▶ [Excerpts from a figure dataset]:
+ + + +
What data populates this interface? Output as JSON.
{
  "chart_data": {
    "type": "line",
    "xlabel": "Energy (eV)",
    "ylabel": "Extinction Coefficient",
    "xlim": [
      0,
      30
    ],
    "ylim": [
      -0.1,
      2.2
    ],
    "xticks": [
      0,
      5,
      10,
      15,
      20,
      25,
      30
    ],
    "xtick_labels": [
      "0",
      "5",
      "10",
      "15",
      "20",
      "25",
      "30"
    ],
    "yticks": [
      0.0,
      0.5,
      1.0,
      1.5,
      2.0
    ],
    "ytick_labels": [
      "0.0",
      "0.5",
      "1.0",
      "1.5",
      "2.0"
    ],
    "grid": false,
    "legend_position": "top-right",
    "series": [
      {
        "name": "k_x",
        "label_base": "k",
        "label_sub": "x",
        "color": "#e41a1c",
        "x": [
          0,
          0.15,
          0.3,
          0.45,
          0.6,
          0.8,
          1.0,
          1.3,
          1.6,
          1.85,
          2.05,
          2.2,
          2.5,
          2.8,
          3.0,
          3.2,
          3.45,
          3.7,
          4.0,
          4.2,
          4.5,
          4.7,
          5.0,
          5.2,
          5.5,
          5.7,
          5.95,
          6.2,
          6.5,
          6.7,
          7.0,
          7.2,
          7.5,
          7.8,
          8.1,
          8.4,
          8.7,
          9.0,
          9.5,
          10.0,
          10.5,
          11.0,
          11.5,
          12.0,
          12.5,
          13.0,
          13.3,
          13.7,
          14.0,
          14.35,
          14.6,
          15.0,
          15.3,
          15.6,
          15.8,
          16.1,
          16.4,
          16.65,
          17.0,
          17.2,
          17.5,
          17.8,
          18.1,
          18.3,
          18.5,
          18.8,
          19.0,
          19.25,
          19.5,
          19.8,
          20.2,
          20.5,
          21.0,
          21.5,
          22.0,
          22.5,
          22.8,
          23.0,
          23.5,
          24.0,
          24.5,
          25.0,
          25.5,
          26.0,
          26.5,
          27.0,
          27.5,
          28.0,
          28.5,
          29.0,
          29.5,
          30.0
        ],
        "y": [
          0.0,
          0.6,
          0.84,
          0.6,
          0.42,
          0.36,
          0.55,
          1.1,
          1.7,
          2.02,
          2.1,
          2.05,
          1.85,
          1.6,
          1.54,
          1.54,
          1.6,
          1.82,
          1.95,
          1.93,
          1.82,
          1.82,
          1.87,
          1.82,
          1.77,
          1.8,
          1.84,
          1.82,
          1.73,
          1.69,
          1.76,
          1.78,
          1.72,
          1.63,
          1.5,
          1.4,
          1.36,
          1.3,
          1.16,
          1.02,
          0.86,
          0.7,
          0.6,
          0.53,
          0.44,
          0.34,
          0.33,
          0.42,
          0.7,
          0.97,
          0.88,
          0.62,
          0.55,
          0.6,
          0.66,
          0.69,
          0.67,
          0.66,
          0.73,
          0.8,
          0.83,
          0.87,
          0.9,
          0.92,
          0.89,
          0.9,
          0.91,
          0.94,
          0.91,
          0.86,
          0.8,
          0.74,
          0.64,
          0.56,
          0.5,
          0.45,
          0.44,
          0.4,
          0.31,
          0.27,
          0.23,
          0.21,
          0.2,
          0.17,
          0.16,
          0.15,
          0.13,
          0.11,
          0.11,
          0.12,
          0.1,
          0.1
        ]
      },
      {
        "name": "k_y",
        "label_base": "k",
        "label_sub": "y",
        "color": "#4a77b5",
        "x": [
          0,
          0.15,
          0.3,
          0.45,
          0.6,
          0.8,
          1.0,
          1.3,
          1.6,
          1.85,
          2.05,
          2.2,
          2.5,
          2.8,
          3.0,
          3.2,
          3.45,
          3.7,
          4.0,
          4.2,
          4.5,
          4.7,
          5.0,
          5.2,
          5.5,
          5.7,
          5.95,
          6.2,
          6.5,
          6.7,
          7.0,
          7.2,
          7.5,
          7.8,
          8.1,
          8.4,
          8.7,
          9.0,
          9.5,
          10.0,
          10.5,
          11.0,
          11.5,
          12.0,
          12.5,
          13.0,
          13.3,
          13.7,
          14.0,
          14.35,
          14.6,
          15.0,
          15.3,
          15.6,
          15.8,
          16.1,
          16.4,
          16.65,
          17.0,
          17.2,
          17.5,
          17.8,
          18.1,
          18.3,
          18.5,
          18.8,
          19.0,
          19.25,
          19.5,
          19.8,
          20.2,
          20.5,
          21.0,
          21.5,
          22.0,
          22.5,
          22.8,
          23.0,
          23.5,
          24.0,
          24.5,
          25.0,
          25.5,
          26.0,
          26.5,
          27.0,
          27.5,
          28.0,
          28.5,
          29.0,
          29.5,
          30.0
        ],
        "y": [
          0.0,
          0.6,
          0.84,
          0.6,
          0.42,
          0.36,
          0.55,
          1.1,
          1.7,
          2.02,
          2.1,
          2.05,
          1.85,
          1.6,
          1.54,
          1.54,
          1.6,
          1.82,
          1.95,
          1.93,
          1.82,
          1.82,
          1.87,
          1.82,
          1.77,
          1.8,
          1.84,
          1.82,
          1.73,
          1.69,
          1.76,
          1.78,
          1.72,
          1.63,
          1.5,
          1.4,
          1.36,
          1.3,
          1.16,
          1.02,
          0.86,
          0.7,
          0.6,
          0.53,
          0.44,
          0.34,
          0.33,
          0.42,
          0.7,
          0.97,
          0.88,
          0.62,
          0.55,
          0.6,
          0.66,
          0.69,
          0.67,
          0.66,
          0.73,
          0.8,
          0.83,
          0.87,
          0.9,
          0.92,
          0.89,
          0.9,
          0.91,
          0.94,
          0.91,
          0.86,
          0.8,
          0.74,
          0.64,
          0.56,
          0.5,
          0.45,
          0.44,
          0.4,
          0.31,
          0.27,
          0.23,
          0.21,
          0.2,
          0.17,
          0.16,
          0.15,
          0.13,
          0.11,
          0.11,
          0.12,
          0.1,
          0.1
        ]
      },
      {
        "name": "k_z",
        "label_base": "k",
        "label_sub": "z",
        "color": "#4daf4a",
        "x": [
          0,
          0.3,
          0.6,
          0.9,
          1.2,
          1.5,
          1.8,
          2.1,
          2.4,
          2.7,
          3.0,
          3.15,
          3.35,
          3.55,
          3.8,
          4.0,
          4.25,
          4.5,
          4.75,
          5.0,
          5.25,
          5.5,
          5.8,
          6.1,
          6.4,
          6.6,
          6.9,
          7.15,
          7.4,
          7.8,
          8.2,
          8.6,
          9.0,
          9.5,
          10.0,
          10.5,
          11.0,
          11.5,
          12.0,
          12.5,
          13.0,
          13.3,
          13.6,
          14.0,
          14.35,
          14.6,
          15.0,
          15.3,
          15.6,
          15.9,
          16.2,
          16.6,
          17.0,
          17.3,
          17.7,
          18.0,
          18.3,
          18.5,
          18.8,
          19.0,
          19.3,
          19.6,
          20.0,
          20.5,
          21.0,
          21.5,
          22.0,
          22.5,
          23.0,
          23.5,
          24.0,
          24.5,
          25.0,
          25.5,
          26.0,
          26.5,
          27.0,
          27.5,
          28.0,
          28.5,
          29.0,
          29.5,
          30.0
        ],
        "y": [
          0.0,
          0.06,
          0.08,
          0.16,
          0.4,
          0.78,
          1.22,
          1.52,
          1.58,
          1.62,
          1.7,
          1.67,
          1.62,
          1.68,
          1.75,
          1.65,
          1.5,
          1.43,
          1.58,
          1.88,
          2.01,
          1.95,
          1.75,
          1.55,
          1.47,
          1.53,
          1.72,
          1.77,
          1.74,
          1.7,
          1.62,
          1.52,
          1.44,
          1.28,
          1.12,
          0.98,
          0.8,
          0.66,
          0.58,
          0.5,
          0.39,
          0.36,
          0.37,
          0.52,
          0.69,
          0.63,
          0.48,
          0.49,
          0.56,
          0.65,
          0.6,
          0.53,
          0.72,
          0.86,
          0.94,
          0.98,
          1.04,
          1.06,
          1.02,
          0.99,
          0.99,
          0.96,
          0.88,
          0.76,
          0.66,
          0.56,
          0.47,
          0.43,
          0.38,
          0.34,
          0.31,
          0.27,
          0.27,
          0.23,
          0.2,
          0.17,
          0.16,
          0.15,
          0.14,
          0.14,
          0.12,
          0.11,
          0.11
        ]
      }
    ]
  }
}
+ + + +
▶ [Direction]:
In the entries above, find every line holding the word "color" and copy it out.

▶ [Written answer]:
        "color": "#e41a1c",
        "color": "#4a77b5",
        "color": "#4daf4a",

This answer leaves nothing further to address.